### BRIEF
Check each line of the material below, and copy it if it holds the string "تتمنوا".

(Dataset entries)
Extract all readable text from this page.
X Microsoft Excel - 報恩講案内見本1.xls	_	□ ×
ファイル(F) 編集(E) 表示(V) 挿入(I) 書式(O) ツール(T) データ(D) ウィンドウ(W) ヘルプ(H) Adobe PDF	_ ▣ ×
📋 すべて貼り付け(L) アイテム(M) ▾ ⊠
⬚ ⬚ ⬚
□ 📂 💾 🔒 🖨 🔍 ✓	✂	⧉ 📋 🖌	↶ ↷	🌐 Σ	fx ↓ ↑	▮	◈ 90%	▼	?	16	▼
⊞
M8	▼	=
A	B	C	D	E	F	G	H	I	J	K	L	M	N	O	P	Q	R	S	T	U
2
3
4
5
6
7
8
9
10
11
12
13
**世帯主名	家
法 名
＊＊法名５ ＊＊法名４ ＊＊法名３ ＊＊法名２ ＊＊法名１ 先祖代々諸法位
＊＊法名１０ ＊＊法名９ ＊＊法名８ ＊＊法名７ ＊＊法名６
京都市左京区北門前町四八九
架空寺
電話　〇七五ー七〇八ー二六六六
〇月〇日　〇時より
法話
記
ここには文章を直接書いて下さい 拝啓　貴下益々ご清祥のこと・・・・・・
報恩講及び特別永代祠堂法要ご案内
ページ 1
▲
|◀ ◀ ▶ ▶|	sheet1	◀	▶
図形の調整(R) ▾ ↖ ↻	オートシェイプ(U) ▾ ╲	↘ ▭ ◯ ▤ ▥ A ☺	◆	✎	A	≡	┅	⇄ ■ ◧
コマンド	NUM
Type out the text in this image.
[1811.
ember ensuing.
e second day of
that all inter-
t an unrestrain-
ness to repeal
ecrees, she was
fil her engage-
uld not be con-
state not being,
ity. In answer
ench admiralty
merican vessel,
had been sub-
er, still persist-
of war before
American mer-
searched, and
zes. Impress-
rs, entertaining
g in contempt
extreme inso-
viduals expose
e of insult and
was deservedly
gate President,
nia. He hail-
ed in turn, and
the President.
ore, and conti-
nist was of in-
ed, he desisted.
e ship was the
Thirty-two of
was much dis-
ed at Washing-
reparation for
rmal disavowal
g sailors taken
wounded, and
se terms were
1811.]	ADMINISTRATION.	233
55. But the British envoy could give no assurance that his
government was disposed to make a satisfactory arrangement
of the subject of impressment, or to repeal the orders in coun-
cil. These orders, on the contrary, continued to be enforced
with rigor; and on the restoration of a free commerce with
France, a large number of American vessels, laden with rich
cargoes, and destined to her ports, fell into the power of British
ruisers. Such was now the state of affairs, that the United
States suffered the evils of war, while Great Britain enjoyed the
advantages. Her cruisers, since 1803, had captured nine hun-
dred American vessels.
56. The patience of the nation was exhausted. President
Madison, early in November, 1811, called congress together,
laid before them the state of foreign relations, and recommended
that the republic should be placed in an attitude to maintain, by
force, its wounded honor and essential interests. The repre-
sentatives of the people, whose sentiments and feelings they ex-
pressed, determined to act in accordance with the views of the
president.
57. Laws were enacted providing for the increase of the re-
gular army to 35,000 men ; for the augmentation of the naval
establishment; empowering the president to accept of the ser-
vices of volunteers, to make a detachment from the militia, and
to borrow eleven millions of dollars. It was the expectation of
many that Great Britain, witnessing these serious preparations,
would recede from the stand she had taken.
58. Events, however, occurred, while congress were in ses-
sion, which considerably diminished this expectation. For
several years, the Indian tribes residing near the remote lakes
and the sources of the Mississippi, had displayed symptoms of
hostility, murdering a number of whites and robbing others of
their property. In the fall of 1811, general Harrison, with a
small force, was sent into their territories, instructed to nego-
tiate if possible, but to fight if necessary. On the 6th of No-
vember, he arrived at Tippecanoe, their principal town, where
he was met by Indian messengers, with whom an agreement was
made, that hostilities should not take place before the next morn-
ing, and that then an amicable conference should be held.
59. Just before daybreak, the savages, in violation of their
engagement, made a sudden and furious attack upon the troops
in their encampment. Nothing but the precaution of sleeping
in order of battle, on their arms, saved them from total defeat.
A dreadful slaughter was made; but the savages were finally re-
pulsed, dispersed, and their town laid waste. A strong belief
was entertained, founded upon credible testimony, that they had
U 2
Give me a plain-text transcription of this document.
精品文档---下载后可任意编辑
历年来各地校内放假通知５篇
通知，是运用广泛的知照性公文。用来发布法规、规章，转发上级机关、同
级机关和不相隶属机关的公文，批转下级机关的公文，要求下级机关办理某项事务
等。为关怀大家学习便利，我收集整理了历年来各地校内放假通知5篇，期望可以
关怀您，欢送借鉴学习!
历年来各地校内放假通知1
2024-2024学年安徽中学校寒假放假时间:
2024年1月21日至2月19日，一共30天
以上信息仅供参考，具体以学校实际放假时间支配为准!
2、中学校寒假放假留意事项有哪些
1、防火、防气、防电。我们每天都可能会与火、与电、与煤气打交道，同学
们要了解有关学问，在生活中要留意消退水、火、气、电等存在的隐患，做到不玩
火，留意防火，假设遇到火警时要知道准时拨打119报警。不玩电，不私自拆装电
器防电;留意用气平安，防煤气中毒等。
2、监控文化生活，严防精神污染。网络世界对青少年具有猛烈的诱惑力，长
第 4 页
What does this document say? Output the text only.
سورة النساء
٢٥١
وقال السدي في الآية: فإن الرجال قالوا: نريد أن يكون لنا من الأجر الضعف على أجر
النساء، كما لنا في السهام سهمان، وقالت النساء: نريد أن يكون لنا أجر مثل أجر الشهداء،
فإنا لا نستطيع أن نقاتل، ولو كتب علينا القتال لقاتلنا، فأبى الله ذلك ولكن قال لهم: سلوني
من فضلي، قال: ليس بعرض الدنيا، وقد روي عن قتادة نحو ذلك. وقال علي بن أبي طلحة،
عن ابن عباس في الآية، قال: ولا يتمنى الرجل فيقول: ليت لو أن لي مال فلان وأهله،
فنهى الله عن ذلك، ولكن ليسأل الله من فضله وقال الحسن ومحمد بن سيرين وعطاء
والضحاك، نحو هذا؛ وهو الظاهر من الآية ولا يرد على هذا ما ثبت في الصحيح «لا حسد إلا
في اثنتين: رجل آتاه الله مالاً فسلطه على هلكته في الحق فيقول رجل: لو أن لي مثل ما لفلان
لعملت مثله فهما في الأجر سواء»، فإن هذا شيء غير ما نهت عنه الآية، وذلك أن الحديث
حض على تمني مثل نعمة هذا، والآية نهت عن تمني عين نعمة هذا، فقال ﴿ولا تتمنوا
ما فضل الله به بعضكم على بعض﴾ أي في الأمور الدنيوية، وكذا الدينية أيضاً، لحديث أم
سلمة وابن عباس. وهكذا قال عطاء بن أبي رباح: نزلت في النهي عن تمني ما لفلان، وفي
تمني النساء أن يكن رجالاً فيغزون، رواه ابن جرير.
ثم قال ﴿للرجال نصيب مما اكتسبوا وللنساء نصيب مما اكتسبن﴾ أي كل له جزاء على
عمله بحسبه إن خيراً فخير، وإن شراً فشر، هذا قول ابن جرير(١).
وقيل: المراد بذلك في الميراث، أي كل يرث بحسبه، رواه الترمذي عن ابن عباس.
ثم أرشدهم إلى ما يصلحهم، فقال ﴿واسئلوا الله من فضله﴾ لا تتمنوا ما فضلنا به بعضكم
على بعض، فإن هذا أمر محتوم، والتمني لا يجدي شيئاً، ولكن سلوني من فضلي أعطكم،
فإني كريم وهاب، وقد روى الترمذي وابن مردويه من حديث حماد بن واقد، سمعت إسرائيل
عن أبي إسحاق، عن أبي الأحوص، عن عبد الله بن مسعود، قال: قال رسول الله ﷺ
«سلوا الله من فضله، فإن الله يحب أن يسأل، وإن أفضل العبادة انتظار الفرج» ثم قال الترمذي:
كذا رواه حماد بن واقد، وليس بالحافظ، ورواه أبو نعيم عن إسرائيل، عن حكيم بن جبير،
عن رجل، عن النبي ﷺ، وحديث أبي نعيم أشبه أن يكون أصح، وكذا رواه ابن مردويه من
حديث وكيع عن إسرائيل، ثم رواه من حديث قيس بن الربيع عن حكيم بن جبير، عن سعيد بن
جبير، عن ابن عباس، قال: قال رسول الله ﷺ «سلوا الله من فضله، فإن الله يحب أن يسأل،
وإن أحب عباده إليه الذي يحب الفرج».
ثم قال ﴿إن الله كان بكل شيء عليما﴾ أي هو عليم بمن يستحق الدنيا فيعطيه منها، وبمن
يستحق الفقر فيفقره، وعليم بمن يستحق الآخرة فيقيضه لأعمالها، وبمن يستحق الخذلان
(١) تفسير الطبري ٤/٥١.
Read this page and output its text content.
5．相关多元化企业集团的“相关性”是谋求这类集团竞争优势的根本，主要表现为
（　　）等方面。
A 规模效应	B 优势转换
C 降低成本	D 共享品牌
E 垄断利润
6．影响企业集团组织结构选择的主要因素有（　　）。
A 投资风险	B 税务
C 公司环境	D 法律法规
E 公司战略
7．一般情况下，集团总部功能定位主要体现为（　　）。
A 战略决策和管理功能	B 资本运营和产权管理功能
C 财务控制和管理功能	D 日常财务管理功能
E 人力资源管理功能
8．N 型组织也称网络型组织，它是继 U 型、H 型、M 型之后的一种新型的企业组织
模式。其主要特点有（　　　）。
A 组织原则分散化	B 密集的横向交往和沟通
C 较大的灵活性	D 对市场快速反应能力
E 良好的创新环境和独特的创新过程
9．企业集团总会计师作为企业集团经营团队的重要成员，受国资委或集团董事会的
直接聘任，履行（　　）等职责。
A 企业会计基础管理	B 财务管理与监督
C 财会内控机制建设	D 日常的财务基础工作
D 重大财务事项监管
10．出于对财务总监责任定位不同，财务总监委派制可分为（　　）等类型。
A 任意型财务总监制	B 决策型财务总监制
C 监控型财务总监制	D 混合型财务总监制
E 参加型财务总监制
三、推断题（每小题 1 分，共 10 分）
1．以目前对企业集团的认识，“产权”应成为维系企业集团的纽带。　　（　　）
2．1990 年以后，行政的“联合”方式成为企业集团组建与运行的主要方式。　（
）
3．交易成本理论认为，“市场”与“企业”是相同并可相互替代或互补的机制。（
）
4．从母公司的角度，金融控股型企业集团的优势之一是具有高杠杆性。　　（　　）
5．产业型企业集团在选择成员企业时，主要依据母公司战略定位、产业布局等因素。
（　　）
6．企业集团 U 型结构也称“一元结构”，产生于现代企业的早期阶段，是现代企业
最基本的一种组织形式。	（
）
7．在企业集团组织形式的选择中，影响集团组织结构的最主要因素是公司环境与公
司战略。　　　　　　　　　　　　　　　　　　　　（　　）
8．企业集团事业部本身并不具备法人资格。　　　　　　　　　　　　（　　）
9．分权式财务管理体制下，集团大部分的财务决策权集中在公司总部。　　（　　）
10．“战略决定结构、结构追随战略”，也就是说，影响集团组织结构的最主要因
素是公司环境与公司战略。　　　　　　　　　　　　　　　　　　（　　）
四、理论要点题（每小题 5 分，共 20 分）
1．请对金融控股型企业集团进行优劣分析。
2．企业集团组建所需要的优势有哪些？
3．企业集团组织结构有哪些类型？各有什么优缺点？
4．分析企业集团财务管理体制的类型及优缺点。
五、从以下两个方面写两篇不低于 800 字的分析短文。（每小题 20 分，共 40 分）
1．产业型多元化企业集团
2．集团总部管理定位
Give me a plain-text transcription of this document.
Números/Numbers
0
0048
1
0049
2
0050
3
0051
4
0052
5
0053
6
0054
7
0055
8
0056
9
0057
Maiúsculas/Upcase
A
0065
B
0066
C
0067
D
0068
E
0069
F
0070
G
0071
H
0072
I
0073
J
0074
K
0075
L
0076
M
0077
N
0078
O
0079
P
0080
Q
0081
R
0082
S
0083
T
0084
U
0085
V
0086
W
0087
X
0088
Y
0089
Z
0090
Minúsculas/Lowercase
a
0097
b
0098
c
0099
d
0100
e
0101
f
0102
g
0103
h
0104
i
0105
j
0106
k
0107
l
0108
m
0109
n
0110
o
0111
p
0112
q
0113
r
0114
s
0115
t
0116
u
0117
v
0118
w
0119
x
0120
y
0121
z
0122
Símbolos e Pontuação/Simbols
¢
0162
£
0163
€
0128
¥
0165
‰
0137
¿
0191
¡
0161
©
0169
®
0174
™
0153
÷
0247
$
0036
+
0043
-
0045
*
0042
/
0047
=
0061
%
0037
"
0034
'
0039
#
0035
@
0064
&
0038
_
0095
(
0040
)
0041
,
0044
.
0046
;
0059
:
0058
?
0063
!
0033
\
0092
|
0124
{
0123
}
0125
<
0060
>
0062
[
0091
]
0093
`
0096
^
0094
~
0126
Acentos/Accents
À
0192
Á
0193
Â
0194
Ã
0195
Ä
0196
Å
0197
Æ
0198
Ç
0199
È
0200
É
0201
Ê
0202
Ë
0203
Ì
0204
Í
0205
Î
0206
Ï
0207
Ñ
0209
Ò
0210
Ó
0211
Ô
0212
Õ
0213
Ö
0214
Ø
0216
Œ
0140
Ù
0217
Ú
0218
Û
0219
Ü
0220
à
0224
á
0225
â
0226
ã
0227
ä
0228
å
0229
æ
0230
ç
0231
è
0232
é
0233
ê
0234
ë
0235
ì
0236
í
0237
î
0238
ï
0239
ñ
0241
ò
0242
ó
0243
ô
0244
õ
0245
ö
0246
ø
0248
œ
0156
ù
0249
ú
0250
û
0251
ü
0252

### RESPONSE FOR THIS EXERCISE
حض على تمني مثل نعمة هذا، والآية نهت عن تمني عين نعمة هذا، فقال ﴿ولا تتمنوا
ثم أرشدهم إلى ما يصلحهم، فقال ﴿واسئلوا الله من فضله﴾ لا تتمنوا ما فضلنا به بعضكم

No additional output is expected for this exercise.